■ **What is needed**: State how many lines in the records hold the word "title", giving the number and no other text.

■ **Data provided**:
────────────────

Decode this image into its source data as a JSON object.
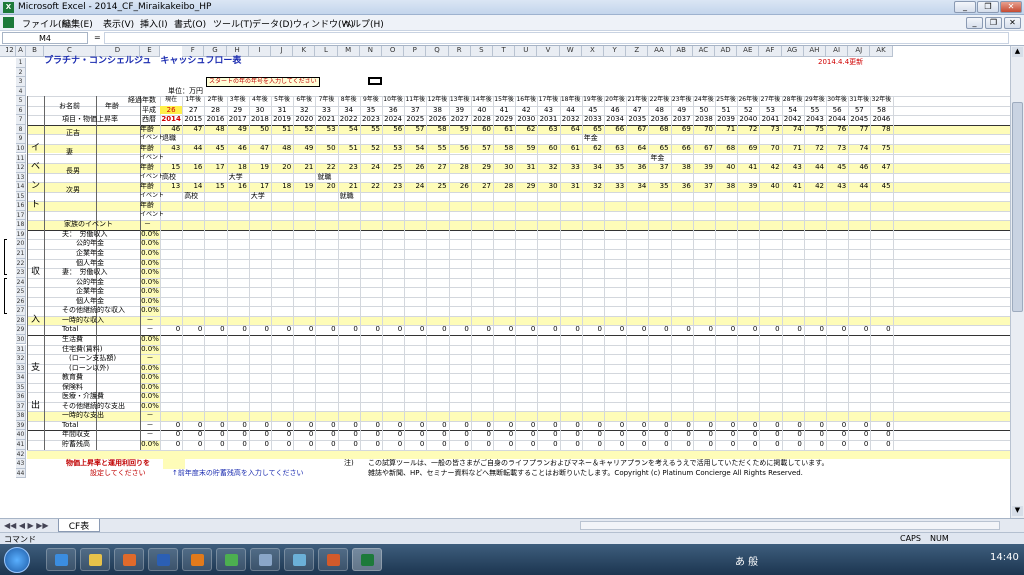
{
  "window": {
    "title": "Microsoft Excel - 2014_CF_Miraikakeibo_HP",
    "minimize": "_",
    "restore": "❐",
    "close": "✕",
    "doc_min": "_",
    "doc_restore": "❐",
    "doc_close": "✕"
  },
  "menu": [
    "ファイル(F)",
    "編集(E)",
    "表示(V)",
    "挿入(I)",
    "書式(O)",
    "ツール(T)",
    "データ(D)",
    "ウィンドウ(W)",
    "ヘルプ(H)"
  ],
  "formula": {
    "name_box": "M4",
    "fx": "="
  },
  "outline_levels": [
    "1",
    "2"
  ],
  "columns": [
    "A",
    "B",
    "C",
    "D",
    "E",
    "F",
    "G",
    "H",
    "I",
    "J",
    "K",
    "L",
    "M",
    "N",
    "O",
    "P",
    "Q",
    "R",
    "S",
    "T",
    "U",
    "V",
    "W",
    "X",
    "Y",
    "Z",
    "AA",
    "AB",
    "AC",
    "AD",
    "AE",
    "AF",
    "AG",
    "AH",
    "AI",
    "AJ",
    "AK"
  ],
  "rows": [
    "1",
    "2",
    "3",
    "4",
    "5",
    "6",
    "7",
    "8",
    "9",
    "10",
    "11",
    "12",
    "13",
    "14",
    "15",
    "16",
    "17",
    "18",
    "19",
    "20",
    "21",
    "22",
    "23",
    "24",
    "25",
    "26",
    "27",
    "28",
    "29",
    "30",
    "31",
    "32",
    "33",
    "34",
    "35",
    "36",
    "37",
    "38",
    "39",
    "40",
    "41",
    "42",
    "43",
    "44"
  ],
  "sheet": {
    "title": "プラチナ・コンシェルジュ　キャッシュフロー表",
    "updated": "2014.4.4更新",
    "callout": "スタートの年の年号を入力してください",
    "unit": "単位：万円",
    "keika_label": "経過年数",
    "heisei_label": "平成",
    "seireki_label": "西暦",
    "name_label": "お名前",
    "nenrei_label": "年齢",
    "koumoku_label": "項目・物価上昇率",
    "elapsed": [
      "現在",
      "1年後",
      "2年後",
      "3年後",
      "4年後",
      "5年後",
      "6年後",
      "7年後",
      "8年後",
      "9年後",
      "10年後",
      "11年後",
      "12年後",
      "13年後",
      "14年後",
      "15年後",
      "16年後",
      "17年後",
      "18年後",
      "19年後",
      "20年後",
      "21年後",
      "22年後",
      "23年後",
      "24年後",
      "25年後",
      "26年後",
      "27年後",
      "28年後",
      "29年後",
      "30年後",
      "31年後",
      "32年後"
    ],
    "heisei": [
      "26",
      "27",
      "28",
      "29",
      "30",
      "31",
      "32",
      "33",
      "34",
      "35",
      "36",
      "37",
      "38",
      "39",
      "40",
      "41",
      "42",
      "43",
      "44",
      "45",
      "46",
      "47",
      "48",
      "49",
      "50",
      "51",
      "52",
      "53",
      "54",
      "55",
      "56",
      "57",
      "58"
    ],
    "years": [
      "2014",
      "2015",
      "2016",
      "2017",
      "2018",
      "2019",
      "2020",
      "2021",
      "2022",
      "2023",
      "2024",
      "2025",
      "2026",
      "2027",
      "2028",
      "2029",
      "2030",
      "2031",
      "2032",
      "2033",
      "2034",
      "2035",
      "2036",
      "2037",
      "2038",
      "2039",
      "2040",
      "2041",
      "2042",
      "2043",
      "2044",
      "2045",
      "2046"
    ],
    "event_side": [
      "イ",
      "ベ",
      "ン",
      "ト"
    ],
    "income_side": [
      "収",
      "入"
    ],
    "expense_side": [
      "支",
      "出"
    ],
    "nenrei": "年齢",
    "event_word": "イベント",
    "members": [
      {
        "name": "正吉",
        "ages": [
          "46",
          "47",
          "48",
          "49",
          "50",
          "51",
          "52",
          "53",
          "54",
          "55",
          "56",
          "57",
          "58",
          "59",
          "60",
          "61",
          "62",
          "63",
          "64",
          "65",
          "66",
          "67",
          "68",
          "69",
          "70",
          "71",
          "72",
          "73",
          "74",
          "75",
          "76",
          "77",
          "78"
        ],
        "events": [
          {
            "col": 0,
            "text": "退職"
          },
          {
            "col": 19,
            "text": "年金"
          }
        ]
      },
      {
        "name": "妻",
        "ages": [
          "43",
          "44",
          "45",
          "46",
          "47",
          "48",
          "49",
          "50",
          "51",
          "52",
          "53",
          "54",
          "55",
          "56",
          "57",
          "58",
          "59",
          "60",
          "61",
          "62",
          "63",
          "64",
          "65",
          "66",
          "67",
          "68",
          "69",
          "70",
          "71",
          "72",
          "73",
          "74",
          "75"
        ],
        "events": [
          {
            "col": 22,
            "text": "年金"
          }
        ]
      },
      {
        "name": "長男",
        "ages": [
          "15",
          "16",
          "17",
          "18",
          "19",
          "20",
          "21",
          "22",
          "23",
          "24",
          "25",
          "26",
          "27",
          "28",
          "29",
          "30",
          "31",
          "32",
          "33",
          "34",
          "35",
          "36",
          "37",
          "38",
          "39",
          "40",
          "41",
          "42",
          "43",
          "44",
          "45",
          "46",
          "47"
        ],
        "events": [
          {
            "col": 0,
            "text": "高校"
          },
          {
            "col": 3,
            "text": "大学"
          },
          {
            "col": 7,
            "text": "就職"
          }
        ]
      },
      {
        "name": "次男",
        "ages": [
          "13",
          "14",
          "15",
          "16",
          "17",
          "18",
          "19",
          "20",
          "21",
          "22",
          "23",
          "24",
          "25",
          "26",
          "27",
          "28",
          "29",
          "30",
          "31",
          "32",
          "33",
          "34",
          "35",
          "36",
          "37",
          "38",
          "39",
          "40",
          "41",
          "42",
          "43",
          "44",
          "45"
        ],
        "events": [
          {
            "col": 1,
            "text": "高校"
          },
          {
            "col": 4,
            "text": "大学"
          },
          {
            "col": 8,
            "text": "就職"
          }
        ]
      }
    ],
    "family_event": "家族のイベント",
    "dash": "－",
    "income_rows": [
      {
        "row": "19",
        "label": "夫：　労働収入",
        "rate": "0.0%"
      },
      {
        "row": "20",
        "label": "　　公的年金",
        "rate": "0.0%"
      },
      {
        "row": "21",
        "label": "　　企業年金",
        "rate": "0.0%"
      },
      {
        "row": "22",
        "label": "　　個人年金",
        "rate": "0.0%"
      },
      {
        "row": "23",
        "label": "妻：　労働収入",
        "rate": "0.0%"
      },
      {
        "row": "24",
        "label": "　　公的年金",
        "rate": "0.0%"
      },
      {
        "row": "25",
        "label": "　　企業年金",
        "rate": "0.0%"
      },
      {
        "row": "26",
        "label": "　　個人年金",
        "rate": "0.0%"
      },
      {
        "row": "27",
        "label": "その他継続的な収入",
        "rate": "0.0%"
      },
      {
        "row": "28",
        "label": "一時的な収入",
        "rate": "－"
      },
      {
        "row": "29",
        "label": "Total",
        "rate": "－"
      }
    ],
    "expense_rows": [
      {
        "row": "30",
        "label": "生活費",
        "rate": "0.0%"
      },
      {
        "row": "31",
        "label": "住宅費(賃料)",
        "rate": "0.0%"
      },
      {
        "row": "32",
        "label": "　(ローン支払額)",
        "rate": "－"
      },
      {
        "row": "33",
        "label": "　(ローン以外)",
        "rate": "0.0%"
      },
      {
        "row": "34",
        "label": "教育費",
        "rate": "0.0%"
      },
      {
        "row": "35",
        "label": "保険料",
        "rate": "0.0%"
      },
      {
        "row": "36",
        "label": "医療・介護費",
        "rate": "0.0%"
      },
      {
        "row": "37",
        "label": "その他継続的な支出",
        "rate": "0.0%"
      },
      {
        "row": "38",
        "label": "一時的な支出",
        "rate": "－"
      },
      {
        "row": "39",
        "label": "Total",
        "rate": "－"
      }
    ],
    "balance_row": {
      "label": "年間収支",
      "rate": "－"
    },
    "savings_row": {
      "label": "貯蓄残高",
      "rate": "0.0%"
    },
    "zero": "0",
    "note_left1": "物価上昇率と運用利回りを",
    "note_left2": "設定してください",
    "note_mid": "↑前年度末の貯蓄残高を入力してください",
    "note_mark": "注)",
    "note_r1": "この試算ツールは、一般の皆さまがご自身のライフプランおよびマネー＆キャリアプランを考えるうえで活用していただくために掲載しています。",
    "note_r2": "雑誌や新聞、HP、セミナー資料などへ無断転載することはお断りいたします。Copyright (c) Platinum Concierge All Rights Reserved."
  },
  "tabs": {
    "sheet": "CF表"
  },
  "status": {
    "mode": "コマンド",
    "caps": "CAPS",
    "num": "NUM"
  },
  "taskbar": {
    "ime": "あ 般",
    "clock": "14:40"
  }
}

────────────────

■ **Written solution**: 2